OBJECTIVE ->
Return each entry exactly, omitting nothing.
::::::::
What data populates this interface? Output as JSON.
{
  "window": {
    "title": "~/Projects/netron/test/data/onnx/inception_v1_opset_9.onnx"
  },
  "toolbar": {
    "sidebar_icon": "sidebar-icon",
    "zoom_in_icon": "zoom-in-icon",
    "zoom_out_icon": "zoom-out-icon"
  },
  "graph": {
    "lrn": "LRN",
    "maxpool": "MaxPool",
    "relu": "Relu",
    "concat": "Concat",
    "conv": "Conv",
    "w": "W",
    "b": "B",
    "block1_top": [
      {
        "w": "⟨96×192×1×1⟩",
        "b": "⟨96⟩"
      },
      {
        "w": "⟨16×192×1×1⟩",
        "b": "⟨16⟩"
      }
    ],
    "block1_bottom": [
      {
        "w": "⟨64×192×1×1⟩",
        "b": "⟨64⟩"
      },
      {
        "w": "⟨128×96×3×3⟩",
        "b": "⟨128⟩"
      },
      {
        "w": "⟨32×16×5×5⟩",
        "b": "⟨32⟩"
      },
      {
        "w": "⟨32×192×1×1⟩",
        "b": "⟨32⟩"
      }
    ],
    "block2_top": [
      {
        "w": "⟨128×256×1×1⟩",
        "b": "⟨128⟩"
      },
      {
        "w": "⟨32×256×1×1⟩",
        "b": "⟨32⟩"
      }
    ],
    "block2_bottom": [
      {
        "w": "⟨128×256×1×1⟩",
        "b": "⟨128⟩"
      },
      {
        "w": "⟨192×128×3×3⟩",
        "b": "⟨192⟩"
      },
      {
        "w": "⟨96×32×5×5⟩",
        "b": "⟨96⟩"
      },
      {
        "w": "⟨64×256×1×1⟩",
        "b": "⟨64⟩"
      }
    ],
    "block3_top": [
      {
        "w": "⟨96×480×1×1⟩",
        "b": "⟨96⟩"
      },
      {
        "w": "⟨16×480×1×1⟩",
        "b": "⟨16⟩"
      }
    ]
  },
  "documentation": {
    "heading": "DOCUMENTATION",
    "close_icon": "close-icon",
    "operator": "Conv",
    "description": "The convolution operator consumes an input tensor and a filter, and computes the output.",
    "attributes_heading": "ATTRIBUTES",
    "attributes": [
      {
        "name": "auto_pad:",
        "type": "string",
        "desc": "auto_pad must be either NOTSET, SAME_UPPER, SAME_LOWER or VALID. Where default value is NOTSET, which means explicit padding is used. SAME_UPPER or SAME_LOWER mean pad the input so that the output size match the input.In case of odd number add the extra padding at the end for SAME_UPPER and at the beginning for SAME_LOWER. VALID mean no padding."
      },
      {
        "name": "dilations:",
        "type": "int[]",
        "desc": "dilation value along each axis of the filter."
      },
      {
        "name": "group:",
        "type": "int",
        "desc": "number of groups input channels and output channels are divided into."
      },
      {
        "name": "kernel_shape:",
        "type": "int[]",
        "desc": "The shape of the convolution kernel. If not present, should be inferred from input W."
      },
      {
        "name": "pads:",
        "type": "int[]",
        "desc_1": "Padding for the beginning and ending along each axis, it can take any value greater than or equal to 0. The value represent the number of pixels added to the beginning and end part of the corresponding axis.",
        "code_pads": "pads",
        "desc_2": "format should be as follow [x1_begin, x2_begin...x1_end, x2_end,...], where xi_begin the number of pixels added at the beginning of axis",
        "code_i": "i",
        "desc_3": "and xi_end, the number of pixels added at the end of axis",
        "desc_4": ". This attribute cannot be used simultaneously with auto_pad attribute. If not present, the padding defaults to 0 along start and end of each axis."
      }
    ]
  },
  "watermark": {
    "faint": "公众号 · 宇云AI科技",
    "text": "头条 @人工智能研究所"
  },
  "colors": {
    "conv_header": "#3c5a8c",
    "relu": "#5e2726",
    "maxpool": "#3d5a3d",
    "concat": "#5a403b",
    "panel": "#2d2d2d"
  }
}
::::::::
TASK OUTPUT ->
What data populates this interface? Output as JSON.
{
  "window": {
    "title": "~/Projects/netron/test/data/onnx/inception_v1_opset_9.onnx"
  },
  "toolbar": {
    "sidebar_icon": "sidebar-icon",
    "zoom_in_icon": "zoom-in-icon",
    "zoom_out_icon": "zoom-out-icon"
  },
  "graph": {
    "lrn": "LRN",
    "maxpool": "MaxPool",
    "relu": "Relu",
    "concat": "Concat",
    "conv": "Conv",
    "w": "W",
    "b": "B",
    "block1_top": [
      {
        "w": "⟨96×192×1×1⟩",
        "b": "⟨96⟩"
      },
      {
        "w": "⟨16×192×1×1⟩",
        "b": "⟨16⟩"
      }
    ],
    "block1_bottom": [
      {
        "w": "⟨64×192×1×1⟩",
        "b": "⟨64⟩"
      },
      {
        "w": "⟨128×96×3×3⟩",
        "b": "⟨128⟩"
      },
      {
        "w": "⟨32×16×5×5⟩",
        "b": "⟨32⟩"
      },
      {
        "w": "⟨32×192×1×1⟩",
        "b": "⟨32⟩"
      }
    ],
    "block2_top": [
      {
        "w": "⟨128×256×1×1⟩",
        "b": "⟨128⟩"
      },
      {
        "w": "⟨32×256×1×1⟩",
        "b": "⟨32⟩"
      }
    ],
    "block2_bottom": [
      {
        "w": "⟨128×256×1×1⟩",
        "b": "⟨128⟩"
      },
      {
        "w": "⟨192×128×3×3⟩",
        "b": "⟨192⟩"
      },
      {
        "w": "⟨96×32×5×5⟩",
        "b": "⟨96⟩"
      },
      {
        "w": "⟨64×256×1×1⟩",
        "b": "⟨64⟩"
      }
    ],
    "block3_top": [
      {
        "w": "⟨96×480×1×1⟩",
        "b": "⟨96⟩"
      },
      {
        "w": "⟨16×480×1×1⟩",
        "b": "⟨16⟩"
      }
    ]
  },
  "documentation": {
    "heading": "DOCUMENTATION",
    "close_icon": "close-icon",
    "operator": "Conv",
    "description": "The convolution operator consumes an input tensor and a filter, and computes the output.",
    "attributes_heading": "ATTRIBUTES",
    "attributes": [
      {
        "name": "auto_pad:",
        "type": "string",
        "desc": "auto_pad must be either NOTSET, SAME_UPPER, SAME_LOWER or VALID. Where default value is NOTSET, which means explicit padding is used. SAME_UPPER or SAME_LOWER mean pad the input so that the output size match the input.In case of odd number add the extra padding at the end for SAME_UPPER and at the beginning for SAME_LOWER. VALID mean no padding."
      },
      {
        "name": "dilations:",
        "type": "int[]",
        "desc": "dilation value along each axis of the filter."
      },
      {
        "name": "group:",
        "type": "int",
        "desc": "number of groups input channels and output channels are divided into."
      },
      {
        "name": "kernel_shape:",
        "type": "int[]",
        "desc": "The shape of the convolution kernel. If not present, should be inferred from input W."
      },
      {
        "name": "pads:",
        "type": "int[]",
        "desc_1": "Padding for the beginning and ending along each axis, it can take any value greater than or equal to 0. The value represent the number of pixels added to the beginning and end part of the corresponding axis.",
        "code_pads": "pads",
        "desc_2": "format should be as follow [x1_begin, x2_begin...x1_end, x2_end,...], where xi_begin the number of pixels added at the beginning of axis",
        "code_i": "i",
        "desc_3": "and xi_end, the number of pixels added at the end of axis",
        "desc_4": ". This attribute cannot be used simultaneously with auto_pad attribute. If not present, the padding defaults to 0 along start and end of each axis."
      }
    ]
  },
  "watermark": {
    "faint": "公众号 · 宇云AI科技",
    "text": "头条 @人工智能研究所"
  },
  "colors": {
    "conv_header": "#3c5a8c",
    "relu": "#5e2726",
    "maxpool": "#3d5a3d",
    "concat": "#5a403b",
    "panel": "#2d2d2d"
  }
}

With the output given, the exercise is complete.